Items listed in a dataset

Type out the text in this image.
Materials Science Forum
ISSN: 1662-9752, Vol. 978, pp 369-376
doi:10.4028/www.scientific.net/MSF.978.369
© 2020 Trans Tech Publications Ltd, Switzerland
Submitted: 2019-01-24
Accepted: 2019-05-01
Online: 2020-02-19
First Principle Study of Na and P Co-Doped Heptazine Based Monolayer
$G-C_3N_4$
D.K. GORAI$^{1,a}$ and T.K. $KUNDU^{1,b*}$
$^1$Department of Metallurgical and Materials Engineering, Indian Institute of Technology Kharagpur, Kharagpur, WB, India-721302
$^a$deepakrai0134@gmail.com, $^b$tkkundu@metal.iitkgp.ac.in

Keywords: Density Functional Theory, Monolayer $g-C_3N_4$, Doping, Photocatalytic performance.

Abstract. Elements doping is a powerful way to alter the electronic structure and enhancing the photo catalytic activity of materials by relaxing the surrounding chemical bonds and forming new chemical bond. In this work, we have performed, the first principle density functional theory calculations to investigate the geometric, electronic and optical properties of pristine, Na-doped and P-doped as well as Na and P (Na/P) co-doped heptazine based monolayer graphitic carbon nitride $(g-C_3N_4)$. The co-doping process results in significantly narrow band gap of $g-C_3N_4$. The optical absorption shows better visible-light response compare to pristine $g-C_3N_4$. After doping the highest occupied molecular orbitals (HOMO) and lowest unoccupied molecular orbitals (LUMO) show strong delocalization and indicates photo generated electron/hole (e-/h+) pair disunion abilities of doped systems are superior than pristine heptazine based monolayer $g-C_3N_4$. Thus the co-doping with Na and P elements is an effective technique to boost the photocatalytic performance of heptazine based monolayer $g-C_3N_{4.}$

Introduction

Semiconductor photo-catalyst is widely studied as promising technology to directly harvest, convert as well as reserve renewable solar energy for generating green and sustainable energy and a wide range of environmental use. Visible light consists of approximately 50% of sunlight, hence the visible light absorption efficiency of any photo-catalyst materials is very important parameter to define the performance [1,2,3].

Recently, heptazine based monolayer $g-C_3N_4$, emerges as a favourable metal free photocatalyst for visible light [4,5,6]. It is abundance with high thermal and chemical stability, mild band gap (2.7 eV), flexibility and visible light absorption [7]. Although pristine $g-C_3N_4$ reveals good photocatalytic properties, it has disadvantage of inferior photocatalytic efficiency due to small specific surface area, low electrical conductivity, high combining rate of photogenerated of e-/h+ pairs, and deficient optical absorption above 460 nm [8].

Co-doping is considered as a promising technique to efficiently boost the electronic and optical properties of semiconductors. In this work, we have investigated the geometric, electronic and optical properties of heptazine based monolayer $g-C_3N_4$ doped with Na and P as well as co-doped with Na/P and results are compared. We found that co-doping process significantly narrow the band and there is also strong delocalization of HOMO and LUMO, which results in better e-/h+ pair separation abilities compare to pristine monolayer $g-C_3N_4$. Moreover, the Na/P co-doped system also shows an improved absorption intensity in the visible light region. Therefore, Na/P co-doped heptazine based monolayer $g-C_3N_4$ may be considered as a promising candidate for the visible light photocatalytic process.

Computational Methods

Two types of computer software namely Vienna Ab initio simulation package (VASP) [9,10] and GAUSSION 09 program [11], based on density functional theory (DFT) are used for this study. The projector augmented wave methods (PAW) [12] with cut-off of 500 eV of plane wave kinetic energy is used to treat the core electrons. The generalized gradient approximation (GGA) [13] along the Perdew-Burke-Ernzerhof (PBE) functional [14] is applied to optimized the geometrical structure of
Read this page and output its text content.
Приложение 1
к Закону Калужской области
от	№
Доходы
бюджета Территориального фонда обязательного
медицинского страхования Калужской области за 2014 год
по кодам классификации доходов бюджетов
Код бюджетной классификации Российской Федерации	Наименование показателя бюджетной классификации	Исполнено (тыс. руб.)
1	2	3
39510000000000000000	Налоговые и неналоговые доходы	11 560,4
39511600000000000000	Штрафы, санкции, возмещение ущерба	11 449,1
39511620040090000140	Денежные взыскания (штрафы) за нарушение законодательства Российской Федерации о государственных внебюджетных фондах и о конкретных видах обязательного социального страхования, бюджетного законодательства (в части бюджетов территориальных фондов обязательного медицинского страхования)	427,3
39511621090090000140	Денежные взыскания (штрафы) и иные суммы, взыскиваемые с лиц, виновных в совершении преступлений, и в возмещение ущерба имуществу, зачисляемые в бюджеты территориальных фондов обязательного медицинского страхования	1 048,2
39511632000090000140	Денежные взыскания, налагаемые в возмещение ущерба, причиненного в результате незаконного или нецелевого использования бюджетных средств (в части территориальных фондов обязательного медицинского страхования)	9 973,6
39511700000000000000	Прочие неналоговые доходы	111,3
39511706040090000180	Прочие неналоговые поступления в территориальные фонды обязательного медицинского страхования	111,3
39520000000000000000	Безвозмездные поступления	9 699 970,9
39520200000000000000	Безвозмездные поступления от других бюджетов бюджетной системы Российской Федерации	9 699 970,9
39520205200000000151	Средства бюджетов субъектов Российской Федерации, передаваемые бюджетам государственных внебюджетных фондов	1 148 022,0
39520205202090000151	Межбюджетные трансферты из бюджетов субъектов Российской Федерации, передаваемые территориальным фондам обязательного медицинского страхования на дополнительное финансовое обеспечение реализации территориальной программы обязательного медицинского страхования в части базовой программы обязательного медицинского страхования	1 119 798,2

--

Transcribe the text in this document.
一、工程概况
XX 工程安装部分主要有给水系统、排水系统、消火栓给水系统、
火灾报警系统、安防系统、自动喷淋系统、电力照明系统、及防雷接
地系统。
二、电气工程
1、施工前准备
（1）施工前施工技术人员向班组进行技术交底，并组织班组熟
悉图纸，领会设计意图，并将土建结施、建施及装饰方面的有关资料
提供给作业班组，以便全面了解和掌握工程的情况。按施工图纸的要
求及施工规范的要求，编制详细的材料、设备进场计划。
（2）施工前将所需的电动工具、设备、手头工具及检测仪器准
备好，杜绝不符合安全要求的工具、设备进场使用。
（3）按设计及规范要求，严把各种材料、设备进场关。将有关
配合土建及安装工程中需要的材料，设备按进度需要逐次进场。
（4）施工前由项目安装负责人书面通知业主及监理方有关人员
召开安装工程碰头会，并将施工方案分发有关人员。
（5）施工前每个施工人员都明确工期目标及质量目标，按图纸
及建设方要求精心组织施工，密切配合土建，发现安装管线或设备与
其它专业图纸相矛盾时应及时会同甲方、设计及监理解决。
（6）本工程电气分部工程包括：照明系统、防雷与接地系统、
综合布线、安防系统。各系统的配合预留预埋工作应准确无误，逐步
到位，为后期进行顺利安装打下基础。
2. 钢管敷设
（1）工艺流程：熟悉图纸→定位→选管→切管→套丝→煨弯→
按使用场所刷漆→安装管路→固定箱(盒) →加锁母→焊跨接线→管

PROBLEM TO SOLVE
How many lines in the listing contain "安防系统"? Answer with the number alone.

TASK ANSWER
2